[Dataset entries]
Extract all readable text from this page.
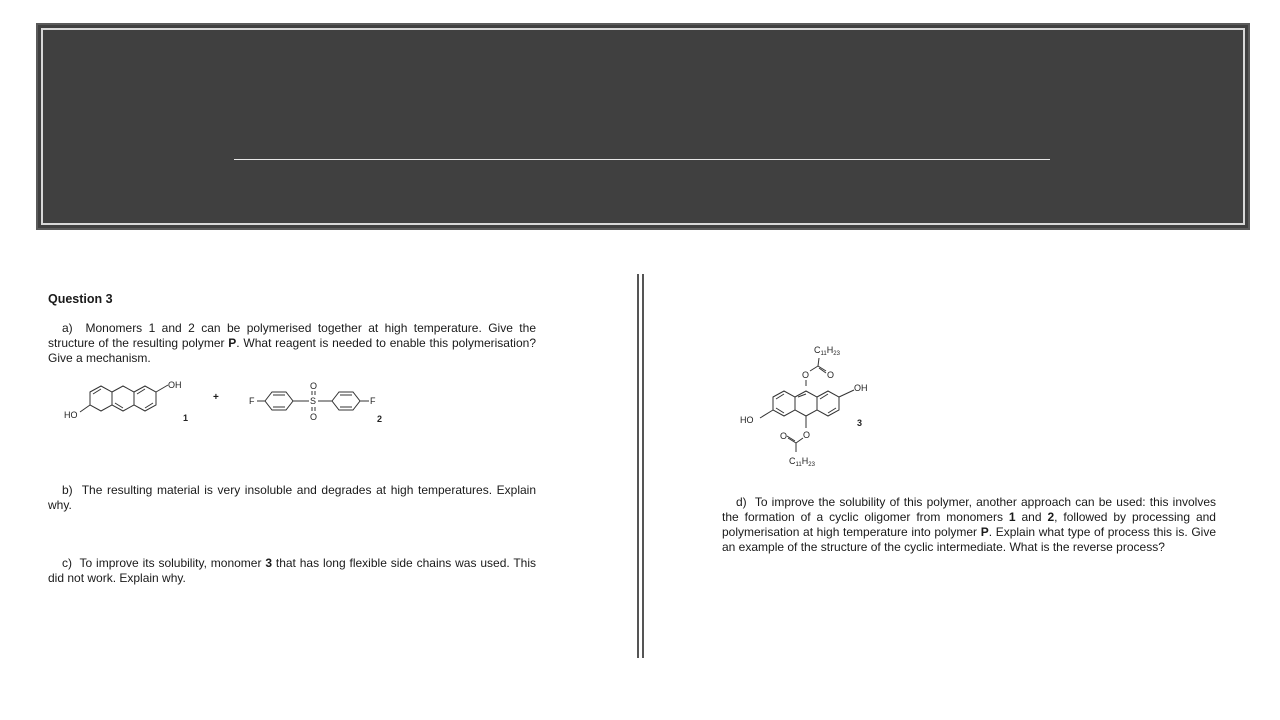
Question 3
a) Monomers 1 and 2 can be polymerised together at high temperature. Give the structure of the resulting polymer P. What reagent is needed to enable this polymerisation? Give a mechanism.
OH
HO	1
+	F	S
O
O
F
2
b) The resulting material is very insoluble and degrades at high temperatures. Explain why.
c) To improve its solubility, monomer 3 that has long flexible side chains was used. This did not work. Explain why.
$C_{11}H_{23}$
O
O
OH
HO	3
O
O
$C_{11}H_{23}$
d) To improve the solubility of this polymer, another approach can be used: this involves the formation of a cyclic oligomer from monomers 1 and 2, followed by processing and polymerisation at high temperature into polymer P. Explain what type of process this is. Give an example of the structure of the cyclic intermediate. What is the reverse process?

==

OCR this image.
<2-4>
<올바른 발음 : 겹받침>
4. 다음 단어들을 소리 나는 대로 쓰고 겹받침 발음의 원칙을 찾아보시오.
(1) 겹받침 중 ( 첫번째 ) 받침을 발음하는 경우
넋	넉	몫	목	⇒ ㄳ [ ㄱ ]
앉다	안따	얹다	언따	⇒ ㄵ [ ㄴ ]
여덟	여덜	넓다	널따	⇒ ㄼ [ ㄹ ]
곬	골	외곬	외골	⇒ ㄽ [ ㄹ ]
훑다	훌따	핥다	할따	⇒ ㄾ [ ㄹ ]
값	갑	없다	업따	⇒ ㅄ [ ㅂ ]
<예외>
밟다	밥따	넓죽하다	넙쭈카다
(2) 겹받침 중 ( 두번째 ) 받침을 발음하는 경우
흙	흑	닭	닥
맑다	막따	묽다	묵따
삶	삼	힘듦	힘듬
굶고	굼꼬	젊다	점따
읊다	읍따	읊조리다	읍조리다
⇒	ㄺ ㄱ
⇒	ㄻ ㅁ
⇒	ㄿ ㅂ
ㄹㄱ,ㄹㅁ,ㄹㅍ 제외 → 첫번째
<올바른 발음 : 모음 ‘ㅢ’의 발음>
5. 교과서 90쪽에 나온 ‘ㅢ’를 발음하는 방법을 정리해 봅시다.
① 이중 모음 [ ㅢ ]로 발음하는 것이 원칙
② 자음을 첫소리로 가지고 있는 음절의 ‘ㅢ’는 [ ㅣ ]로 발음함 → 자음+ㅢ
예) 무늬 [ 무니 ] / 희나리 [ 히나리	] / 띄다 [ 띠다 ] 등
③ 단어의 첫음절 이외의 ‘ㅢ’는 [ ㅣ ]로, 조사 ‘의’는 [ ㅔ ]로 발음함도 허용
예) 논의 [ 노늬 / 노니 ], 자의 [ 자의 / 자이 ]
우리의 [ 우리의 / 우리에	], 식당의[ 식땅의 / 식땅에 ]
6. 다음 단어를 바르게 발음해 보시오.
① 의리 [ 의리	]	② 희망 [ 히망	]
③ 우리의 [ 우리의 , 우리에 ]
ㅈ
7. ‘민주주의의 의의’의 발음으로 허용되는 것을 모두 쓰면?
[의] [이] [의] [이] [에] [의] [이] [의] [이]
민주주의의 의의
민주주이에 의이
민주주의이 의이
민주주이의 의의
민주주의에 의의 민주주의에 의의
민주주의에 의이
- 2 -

==

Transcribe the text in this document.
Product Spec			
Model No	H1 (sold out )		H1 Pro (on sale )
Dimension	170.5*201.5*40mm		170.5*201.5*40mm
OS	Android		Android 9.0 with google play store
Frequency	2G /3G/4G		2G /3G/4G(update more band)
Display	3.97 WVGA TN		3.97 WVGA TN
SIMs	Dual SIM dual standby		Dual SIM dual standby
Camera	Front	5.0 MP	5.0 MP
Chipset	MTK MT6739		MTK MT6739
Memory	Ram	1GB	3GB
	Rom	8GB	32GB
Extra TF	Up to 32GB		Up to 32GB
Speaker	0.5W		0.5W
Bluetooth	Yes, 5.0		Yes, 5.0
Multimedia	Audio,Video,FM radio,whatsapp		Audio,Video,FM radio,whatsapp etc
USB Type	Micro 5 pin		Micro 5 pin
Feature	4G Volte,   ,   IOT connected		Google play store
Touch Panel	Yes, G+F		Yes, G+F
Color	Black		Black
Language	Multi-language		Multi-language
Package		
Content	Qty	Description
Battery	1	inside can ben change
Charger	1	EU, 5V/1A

SHORT TASK - Using the records given above, list every line that includes the word "improve".

THE COMPLETED TASK -
c) To improve its solubility, monomer 3 that has long flexible side chains was used. This did not work. Explain why.
d) To improve the solubility of this polymer, another approach can be used: this involves the formation of a cyclic oligomer from monomers 1 and 2, followed by processing and polymerisation at high temperature into polymer P. Explain what type of process this is. Give an example of the structure of the cyclic intermediate. What is the reverse process?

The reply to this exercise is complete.